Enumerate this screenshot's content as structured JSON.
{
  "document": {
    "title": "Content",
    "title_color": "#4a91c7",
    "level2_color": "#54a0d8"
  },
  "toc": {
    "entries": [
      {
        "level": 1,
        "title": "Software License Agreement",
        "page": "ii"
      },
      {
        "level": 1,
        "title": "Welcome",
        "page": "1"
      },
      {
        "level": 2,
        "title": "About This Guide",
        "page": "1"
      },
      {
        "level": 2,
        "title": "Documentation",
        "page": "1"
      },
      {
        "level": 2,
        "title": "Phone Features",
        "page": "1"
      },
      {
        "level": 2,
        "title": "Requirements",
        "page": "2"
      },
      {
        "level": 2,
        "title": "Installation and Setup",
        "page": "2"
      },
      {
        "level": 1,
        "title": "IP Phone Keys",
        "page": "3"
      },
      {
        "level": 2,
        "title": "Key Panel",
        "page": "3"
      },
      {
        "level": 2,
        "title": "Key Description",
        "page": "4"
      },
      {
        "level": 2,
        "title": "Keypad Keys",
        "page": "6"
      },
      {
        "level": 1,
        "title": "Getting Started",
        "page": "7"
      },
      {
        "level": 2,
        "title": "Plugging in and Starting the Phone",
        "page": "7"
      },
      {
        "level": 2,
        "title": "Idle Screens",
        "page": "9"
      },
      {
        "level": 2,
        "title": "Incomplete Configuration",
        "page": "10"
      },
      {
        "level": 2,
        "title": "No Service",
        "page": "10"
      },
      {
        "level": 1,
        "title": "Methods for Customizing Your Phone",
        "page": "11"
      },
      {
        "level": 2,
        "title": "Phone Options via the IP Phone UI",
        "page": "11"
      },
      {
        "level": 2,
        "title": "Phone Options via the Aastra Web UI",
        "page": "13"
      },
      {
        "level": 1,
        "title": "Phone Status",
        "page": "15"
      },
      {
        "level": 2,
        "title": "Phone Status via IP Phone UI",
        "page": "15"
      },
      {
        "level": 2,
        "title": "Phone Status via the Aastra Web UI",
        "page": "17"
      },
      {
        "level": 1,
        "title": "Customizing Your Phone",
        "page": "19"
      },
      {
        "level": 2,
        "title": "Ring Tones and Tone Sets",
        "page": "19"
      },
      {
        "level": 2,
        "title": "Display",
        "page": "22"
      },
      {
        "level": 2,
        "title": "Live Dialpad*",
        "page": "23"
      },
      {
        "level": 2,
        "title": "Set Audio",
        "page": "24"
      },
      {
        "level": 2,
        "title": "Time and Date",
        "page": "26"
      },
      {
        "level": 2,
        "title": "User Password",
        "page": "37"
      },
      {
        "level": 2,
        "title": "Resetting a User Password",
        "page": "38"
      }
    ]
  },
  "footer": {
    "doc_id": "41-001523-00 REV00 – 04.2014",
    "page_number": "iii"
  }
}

--------------------

Exercise requirements :: In the records above, find each line with the word "Status" and copy it.

Task output ::
        "title": "Phone Status",
        "title": "Phone Status via IP Phone UI",
        "title": "Phone Status via the Aastra Web UI",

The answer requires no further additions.